* **The exercise**
Return the whole listing, keeping every character the same.

* **Data shown**
----
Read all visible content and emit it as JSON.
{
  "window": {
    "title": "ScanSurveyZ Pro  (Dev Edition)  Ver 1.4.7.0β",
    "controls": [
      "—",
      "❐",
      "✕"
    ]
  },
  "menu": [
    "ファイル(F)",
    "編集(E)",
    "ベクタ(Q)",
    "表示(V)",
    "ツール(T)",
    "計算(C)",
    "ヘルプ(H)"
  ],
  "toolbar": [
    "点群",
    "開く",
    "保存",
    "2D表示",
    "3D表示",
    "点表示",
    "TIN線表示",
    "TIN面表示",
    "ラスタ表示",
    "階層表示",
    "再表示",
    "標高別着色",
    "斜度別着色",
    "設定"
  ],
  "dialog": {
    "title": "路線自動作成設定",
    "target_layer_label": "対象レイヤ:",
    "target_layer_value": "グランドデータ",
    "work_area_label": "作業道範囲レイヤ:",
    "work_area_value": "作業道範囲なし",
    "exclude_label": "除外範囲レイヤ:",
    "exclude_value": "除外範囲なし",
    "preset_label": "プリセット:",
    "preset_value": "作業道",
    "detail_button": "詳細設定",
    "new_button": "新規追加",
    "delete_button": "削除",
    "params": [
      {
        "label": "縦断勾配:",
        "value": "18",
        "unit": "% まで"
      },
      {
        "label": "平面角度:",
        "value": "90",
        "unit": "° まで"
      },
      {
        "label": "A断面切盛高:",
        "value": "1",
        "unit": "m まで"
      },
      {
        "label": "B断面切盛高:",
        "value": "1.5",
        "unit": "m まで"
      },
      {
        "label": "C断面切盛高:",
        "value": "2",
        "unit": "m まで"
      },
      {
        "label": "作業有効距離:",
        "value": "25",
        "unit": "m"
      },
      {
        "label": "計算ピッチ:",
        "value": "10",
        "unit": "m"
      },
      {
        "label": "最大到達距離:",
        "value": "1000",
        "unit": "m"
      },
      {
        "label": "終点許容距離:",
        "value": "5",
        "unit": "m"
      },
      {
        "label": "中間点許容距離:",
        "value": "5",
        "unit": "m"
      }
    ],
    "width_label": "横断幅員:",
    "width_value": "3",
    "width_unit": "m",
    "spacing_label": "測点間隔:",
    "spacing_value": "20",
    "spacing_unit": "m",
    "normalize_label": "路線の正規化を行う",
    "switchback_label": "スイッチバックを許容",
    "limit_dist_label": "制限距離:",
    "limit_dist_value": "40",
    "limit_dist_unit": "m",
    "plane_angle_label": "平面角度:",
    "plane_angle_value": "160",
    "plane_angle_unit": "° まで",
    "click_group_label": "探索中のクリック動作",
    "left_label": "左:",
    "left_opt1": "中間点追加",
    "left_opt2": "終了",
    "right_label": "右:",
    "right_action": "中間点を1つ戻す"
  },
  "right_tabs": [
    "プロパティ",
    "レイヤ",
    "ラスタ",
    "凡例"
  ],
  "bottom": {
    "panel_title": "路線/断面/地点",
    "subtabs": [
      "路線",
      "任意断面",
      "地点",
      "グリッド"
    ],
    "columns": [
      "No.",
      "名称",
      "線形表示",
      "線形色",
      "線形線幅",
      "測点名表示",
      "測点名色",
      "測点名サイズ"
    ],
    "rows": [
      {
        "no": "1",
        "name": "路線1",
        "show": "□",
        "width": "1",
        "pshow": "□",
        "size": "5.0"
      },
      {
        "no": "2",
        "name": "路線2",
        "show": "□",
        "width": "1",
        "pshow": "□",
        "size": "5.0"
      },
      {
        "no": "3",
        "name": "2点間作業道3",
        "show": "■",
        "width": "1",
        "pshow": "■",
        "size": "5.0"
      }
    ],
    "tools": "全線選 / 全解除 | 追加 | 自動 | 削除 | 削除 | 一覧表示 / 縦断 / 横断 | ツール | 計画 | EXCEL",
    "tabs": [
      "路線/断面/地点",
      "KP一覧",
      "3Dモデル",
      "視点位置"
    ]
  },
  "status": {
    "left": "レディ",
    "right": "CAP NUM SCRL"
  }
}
----
* **Result of the task**
Read all visible content and emit it as JSON.
{
  "window": {
    "title": "ScanSurveyZ Pro  (Dev Edition)  Ver 1.4.7.0β",
    "controls": [
      "—",
      "❐",
      "✕"
    ]
  },
  "menu": [
    "ファイル(F)",
    "編集(E)",
    "ベクタ(Q)",
    "表示(V)",
    "ツール(T)",
    "計算(C)",
    "ヘルプ(H)"
  ],
  "toolbar": [
    "点群",
    "開く",
    "保存",
    "2D表示",
    "3D表示",
    "点表示",
    "TIN線表示",
    "TIN面表示",
    "ラスタ表示",
    "階層表示",
    "再表示",
    "標高別着色",
    "斜度別着色",
    "設定"
  ],
  "dialog": {
    "title": "路線自動作成設定",
    "target_layer_label": "対象レイヤ:",
    "target_layer_value": "グランドデータ",
    "work_area_label": "作業道範囲レイヤ:",
    "work_area_value": "作業道範囲なし",
    "exclude_label": "除外範囲レイヤ:",
    "exclude_value": "除外範囲なし",
    "preset_label": "プリセット:",
    "preset_value": "作業道",
    "detail_button": "詳細設定",
    "new_button": "新規追加",
    "delete_button": "削除",
    "params": [
      {
        "label": "縦断勾配:",
        "value": "18",
        "unit": "% まで"
      },
      {
        "label": "平面角度:",
        "value": "90",
        "unit": "° まで"
      },
      {
        "label": "A断面切盛高:",
        "value": "1",
        "unit": "m まで"
      },
      {
        "label": "B断面切盛高:",
        "value": "1.5",
        "unit": "m まで"
      },
      {
        "label": "C断面切盛高:",
        "value": "2",
        "unit": "m まで"
      },
      {
        "label": "作業有効距離:",
        "value": "25",
        "unit": "m"
      },
      {
        "label": "計算ピッチ:",
        "value": "10",
        "unit": "m"
      },
      {
        "label": "最大到達距離:",
        "value": "1000",
        "unit": "m"
      },
      {
        "label": "終点許容距離:",
        "value": "5",
        "unit": "m"
      },
      {
        "label": "中間点許容距離:",
        "value": "5",
        "unit": "m"
      }
    ],
    "width_label": "横断幅員:",
    "width_value": "3",
    "width_unit": "m",
    "spacing_label": "測点間隔:",
    "spacing_value": "20",
    "spacing_unit": "m",
    "normalize_label": "路線の正規化を行う",
    "switchback_label": "スイッチバックを許容",
    "limit_dist_label": "制限距離:",
    "limit_dist_value": "40",
    "limit_dist_unit": "m",
    "plane_angle_label": "平面角度:",
    "plane_angle_value": "160",
    "plane_angle_unit": "° まで",
    "click_group_label": "探索中のクリック動作",
    "left_label": "左:",
    "left_opt1": "中間点追加",
    "left_opt2": "終了",
    "right_label": "右:",
    "right_action": "中間点を1つ戻す"
  },
  "right_tabs": [
    "プロパティ",
    "レイヤ",
    "ラスタ",
    "凡例"
  ],
  "bottom": {
    "panel_title": "路線/断面/地点",
    "subtabs": [
      "路線",
      "任意断面",
      "地点",
      "グリッド"
    ],
    "columns": [
      "No.",
      "名称",
      "線形表示",
      "線形色",
      "線形線幅",
      "測点名表示",
      "測点名色",
      "測点名サイズ"
    ],
    "rows": [
      {
        "no": "1",
        "name": "路線1",
        "show": "□",
        "width": "1",
        "pshow": "□",
        "size": "5.0"
      },
      {
        "no": "2",
        "name": "路線2",
        "show": "□",
        "width": "1",
        "pshow": "□",
        "size": "5.0"
      },
      {
        "no": "3",
        "name": "2点間作業道3",
        "show": "■",
        "width": "1",
        "pshow": "■",
        "size": "5.0"
      }
    ],
    "tools": "全線選 / 全解除 | 追加 | 自動 | 削除 | 削除 | 一覧表示 / 縦断 / 横断 | ツール | 計画 | EXCEL",
    "tabs": [
      "路線/断面/地点",
      "KP一覧",
      "3Dモデル",
      "視点位置"
    ]
  },
  "status": {
    "left": "レディ",
    "right": "CAP NUM SCRL"
  }
}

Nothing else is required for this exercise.